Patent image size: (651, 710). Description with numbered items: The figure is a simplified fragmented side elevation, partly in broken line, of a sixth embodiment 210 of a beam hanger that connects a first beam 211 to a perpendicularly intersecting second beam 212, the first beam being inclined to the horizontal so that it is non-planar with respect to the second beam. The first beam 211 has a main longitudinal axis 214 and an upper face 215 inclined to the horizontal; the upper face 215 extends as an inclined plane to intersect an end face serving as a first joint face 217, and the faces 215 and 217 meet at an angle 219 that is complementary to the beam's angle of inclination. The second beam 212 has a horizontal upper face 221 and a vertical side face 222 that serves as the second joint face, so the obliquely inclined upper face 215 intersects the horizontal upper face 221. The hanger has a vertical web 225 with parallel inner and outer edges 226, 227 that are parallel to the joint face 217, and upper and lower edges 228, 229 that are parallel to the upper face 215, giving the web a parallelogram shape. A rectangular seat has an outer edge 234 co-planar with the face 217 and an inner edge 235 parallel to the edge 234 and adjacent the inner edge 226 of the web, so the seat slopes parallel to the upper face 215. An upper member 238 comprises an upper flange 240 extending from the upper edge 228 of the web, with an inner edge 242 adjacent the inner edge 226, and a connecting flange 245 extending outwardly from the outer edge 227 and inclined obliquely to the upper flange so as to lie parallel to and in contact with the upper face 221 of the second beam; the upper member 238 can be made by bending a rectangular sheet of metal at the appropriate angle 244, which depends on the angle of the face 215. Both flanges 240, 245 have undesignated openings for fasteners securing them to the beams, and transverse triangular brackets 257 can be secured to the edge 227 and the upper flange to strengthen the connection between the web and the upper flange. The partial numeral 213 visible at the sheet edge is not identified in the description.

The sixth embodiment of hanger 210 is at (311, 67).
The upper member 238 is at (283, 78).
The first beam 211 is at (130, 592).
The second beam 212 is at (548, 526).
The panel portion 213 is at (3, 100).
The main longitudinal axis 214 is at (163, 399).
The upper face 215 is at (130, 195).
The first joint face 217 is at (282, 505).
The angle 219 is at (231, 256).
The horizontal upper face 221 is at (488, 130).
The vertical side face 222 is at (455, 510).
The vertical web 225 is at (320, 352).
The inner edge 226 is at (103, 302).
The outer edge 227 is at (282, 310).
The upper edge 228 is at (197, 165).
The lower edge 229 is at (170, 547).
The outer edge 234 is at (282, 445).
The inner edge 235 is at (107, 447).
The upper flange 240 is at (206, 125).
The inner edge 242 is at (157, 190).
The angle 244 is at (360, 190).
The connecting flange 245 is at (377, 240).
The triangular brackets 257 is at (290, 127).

----------

**Your objective**
Please arrange the lines of the records as a JSON list of strings, one string per line with blank lines left out. Start with the first line of the records and go on through the line with "The panel portion 213 is at (3, 100).", including both.

**Exercise response**
[
  "Patent image size: (651, 710). Description with numbered items: The figure is a simplified fragmented side elevation, partly in broken line, of a sixth embodiment 210 of a beam hanger that connects a first beam 211 to a perpendicularly intersecting second beam 212, the first beam being inclined to the horizontal so that it is non-planar with respect to the second beam. The first beam 211 has a main longitudinal axis 214 and an upper face 215 inclined to the horizontal; the upper face 215 extends as an inclined plane to intersect an end face serving as a first joint face 217, and the faces 215 and 217 meet at an angle 219 that is complementary to the beam's angle of inclination. The second beam 212 has a horizontal upper face 221 and a vertical side face 222 that serves as the second joint face, so the obliquely inclined upper face 215 intersects the horizontal upper face 221. The hanger has a vertical web 225 with parallel inner and outer edges 226, 227 that are parallel to the joint face 217, and upper and lower edges 228, 229 that are parallel to the upper face 215, giving the web a parallelogram shape. A rectangular seat has an outer edge 234 co-planar with the face 217 and an inner edge 235 parallel to the edge 234 and adjacent the inner edge 226 of the web, so the seat slopes parallel to the upper face 215. An upper member 238 comprises an upper flange 240 extending from the upper edge 228 of the web, with an inner edge 242 adjacent the inner edge 226, and a connecting flange 245 extending outwardly from the outer edge 227 and inclined obliquely to the upper flange so as to lie parallel to and in contact with the upper face 221 of the second beam; the upper member 238 can be made by bending a rectangular sheet of metal at the appropriate angle 244, which depends on the angle of the face 215. Both flanges 240, 245 have undesignated openings for fasteners securing them to the beams, and transverse triangular brackets 257 can be secured to the edge 227 and the upper flange to strengthen the connection between the web and the upper flange. The partial numeral 213 visible at the sheet edge is not identified in the description.",
  "The sixth embodiment of hanger 210 is at (311, 67).",
  "The upper member 238 is at (283, 78).",
  "The first beam 211 is at (130, 592).",
  "The second beam 212 is at (548, 526).",
  "The panel portion 213 is at (3, 100)."
]